→ Your objective:
Repeat every record below exactly as it appears.
[Start of Exercise data]
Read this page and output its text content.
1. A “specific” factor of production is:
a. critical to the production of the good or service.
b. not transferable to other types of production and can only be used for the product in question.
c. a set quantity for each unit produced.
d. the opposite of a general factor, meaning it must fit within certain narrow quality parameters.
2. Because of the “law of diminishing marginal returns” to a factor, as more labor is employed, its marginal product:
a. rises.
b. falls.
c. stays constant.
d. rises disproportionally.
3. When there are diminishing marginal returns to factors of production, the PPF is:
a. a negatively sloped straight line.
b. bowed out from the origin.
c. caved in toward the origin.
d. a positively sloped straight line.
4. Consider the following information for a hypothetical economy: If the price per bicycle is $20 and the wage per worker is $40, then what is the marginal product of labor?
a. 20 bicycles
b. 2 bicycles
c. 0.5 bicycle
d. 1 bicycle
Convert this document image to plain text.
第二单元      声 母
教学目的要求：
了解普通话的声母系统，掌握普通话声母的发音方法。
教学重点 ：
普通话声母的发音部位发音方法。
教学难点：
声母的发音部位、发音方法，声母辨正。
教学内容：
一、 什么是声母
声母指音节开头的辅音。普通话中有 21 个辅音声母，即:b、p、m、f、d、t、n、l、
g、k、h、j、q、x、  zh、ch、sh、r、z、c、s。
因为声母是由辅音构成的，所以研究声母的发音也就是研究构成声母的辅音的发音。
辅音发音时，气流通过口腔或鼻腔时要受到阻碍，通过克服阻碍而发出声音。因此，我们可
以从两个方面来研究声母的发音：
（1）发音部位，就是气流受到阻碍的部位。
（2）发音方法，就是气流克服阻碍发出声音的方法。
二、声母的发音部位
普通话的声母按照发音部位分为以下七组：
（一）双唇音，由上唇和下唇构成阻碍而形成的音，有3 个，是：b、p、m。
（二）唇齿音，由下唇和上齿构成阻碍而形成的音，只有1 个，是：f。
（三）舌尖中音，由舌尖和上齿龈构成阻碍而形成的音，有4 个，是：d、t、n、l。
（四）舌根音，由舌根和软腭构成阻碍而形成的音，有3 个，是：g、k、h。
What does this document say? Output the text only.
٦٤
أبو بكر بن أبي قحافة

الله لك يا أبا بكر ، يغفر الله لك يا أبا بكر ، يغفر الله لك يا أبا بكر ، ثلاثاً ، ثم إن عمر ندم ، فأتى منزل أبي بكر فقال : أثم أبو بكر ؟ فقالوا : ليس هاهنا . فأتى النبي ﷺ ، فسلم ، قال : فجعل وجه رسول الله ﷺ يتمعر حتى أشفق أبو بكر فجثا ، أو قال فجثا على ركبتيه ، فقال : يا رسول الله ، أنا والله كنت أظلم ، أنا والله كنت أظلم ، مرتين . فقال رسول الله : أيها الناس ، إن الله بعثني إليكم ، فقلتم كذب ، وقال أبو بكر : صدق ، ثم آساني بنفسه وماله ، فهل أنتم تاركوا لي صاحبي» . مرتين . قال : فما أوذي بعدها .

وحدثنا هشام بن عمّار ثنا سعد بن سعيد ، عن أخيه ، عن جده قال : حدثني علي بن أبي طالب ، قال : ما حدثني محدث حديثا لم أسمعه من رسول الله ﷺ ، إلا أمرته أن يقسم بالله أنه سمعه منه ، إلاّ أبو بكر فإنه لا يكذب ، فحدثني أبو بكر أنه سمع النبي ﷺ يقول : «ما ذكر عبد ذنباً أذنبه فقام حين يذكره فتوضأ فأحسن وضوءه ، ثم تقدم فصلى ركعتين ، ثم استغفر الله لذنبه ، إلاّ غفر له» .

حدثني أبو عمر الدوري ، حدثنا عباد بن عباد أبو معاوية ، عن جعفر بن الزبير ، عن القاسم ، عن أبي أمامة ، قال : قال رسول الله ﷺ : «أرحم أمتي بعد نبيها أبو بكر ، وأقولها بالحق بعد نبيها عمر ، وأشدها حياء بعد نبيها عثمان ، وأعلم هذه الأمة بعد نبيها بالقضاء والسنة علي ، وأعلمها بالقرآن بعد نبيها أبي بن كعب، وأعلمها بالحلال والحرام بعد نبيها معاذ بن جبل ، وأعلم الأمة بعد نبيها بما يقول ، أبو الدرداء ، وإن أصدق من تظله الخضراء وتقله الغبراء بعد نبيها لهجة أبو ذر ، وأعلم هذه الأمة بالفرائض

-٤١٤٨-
[End of Exercise data]
→ Exercise output:
Read this page and output its text content.
1. A “specific” factor of production is:
a. critical to the production of the good or service.
b. not transferable to other types of production and can only be used for the product in question.
c. a set quantity for each unit produced.
d. the opposite of a general factor, meaning it must fit within certain narrow quality parameters.
2. Because of the “law of diminishing marginal returns” to a factor, as more labor is employed, its marginal product:
a. rises.
b. falls.
c. stays constant.
d. rises disproportionally.
3. When there are diminishing marginal returns to factors of production, the PPF is:
a. a negatively sloped straight line.
b. bowed out from the origin.
c. caved in toward the origin.
d. a positively sloped straight line.
4. Consider the following information for a hypothetical economy: If the price per bicycle is $20 and the wage per worker is $40, then what is the marginal product of labor?
a. 20 bicycles
b. 2 bicycles
c. 0.5 bicycle
d. 1 bicycle
Convert this document image to plain text.
第二单元      声 母
教学目的要求：
了解普通话的声母系统，掌握普通话声母的发音方法。
教学重点 ：
普通话声母的发音部位发音方法。
教学难点：
声母的发音部位、发音方法，声母辨正。
教学内容：
一、 什么是声母
声母指音节开头的辅音。普通话中有 21 个辅音声母，即:b、p、m、f、d、t、n、l、
g、k、h、j、q、x、  zh、ch、sh、r、z、c、s。
因为声母是由辅音构成的，所以研究声母的发音也就是研究构成声母的辅音的发音。
辅音发音时，气流通过口腔或鼻腔时要受到阻碍，通过克服阻碍而发出声音。因此，我们可
以从两个方面来研究声母的发音：
（1）发音部位，就是气流受到阻碍的部位。
（2）发音方法，就是气流克服阻碍发出声音的方法。
二、声母的发音部位
普通话的声母按照发音部位分为以下七组：
（一）双唇音，由上唇和下唇构成阻碍而形成的音，有3 个，是：b、p、m。
（二）唇齿音，由下唇和上齿构成阻碍而形成的音，只有1 个，是：f。
（三）舌尖中音，由舌尖和上齿龈构成阻碍而形成的音，有4 个，是：d、t、n、l。
（四）舌根音，由舌根和软腭构成阻碍而形成的音，有3 个，是：g、k、h。
What does this document say? Output the text only.
٦٤
أبو بكر بن أبي قحافة

الله لك يا أبا بكر ، يغفر الله لك يا أبا بكر ، يغفر الله لك يا أبا بكر ، ثلاثاً ، ثم إن عمر ندم ، فأتى منزل أبي بكر فقال : أثم أبو بكر ؟ فقالوا : ليس هاهنا . فأتى النبي ﷺ ، فسلم ، قال : فجعل وجه رسول الله ﷺ يتمعر حتى أشفق أبو بكر فجثا ، أو قال فجثا على ركبتيه ، فقال : يا رسول الله ، أنا والله كنت أظلم ، أنا والله كنت أظلم ، مرتين . فقال رسول الله : أيها الناس ، إن الله بعثني إليكم ، فقلتم كذب ، وقال أبو بكر : صدق ، ثم آساني بنفسه وماله ، فهل أنتم تاركوا لي صاحبي» . مرتين . قال : فما أوذي بعدها .

وحدثنا هشام بن عمّار ثنا سعد بن سعيد ، عن أخيه ، عن جده قال : حدثني علي بن أبي طالب ، قال : ما حدثني محدث حديثا لم أسمعه من رسول الله ﷺ ، إلا أمرته أن يقسم بالله أنه سمعه منه ، إلاّ أبو بكر فإنه لا يكذب ، فحدثني أبو بكر أنه سمع النبي ﷺ يقول : «ما ذكر عبد ذنباً أذنبه فقام حين يذكره فتوضأ فأحسن وضوءه ، ثم تقدم فصلى ركعتين ، ثم استغفر الله لذنبه ، إلاّ غفر له» .

حدثني أبو عمر الدوري ، حدثنا عباد بن عباد أبو معاوية ، عن جعفر بن الزبير ، عن القاسم ، عن أبي أمامة ، قال : قال رسول الله ﷺ : «أرحم أمتي بعد نبيها أبو بكر ، وأقولها بالحق بعد نبيها عمر ، وأشدها حياء بعد نبيها عثمان ، وأعلم هذه الأمة بعد نبيها بالقضاء والسنة علي ، وأعلمها بالقرآن بعد نبيها أبي بن كعب، وأعلمها بالحلال والحرام بعد نبيها معاذ بن جبل ، وأعلم الأمة بعد نبيها بما يقول ، أبو الدرداء ، وإن أصدق من تظله الخضراء وتقله الغبراء بعد نبيها لهجة أبو ذر ، وأعلم هذه الأمة بالفرائض

-٤١٤٨-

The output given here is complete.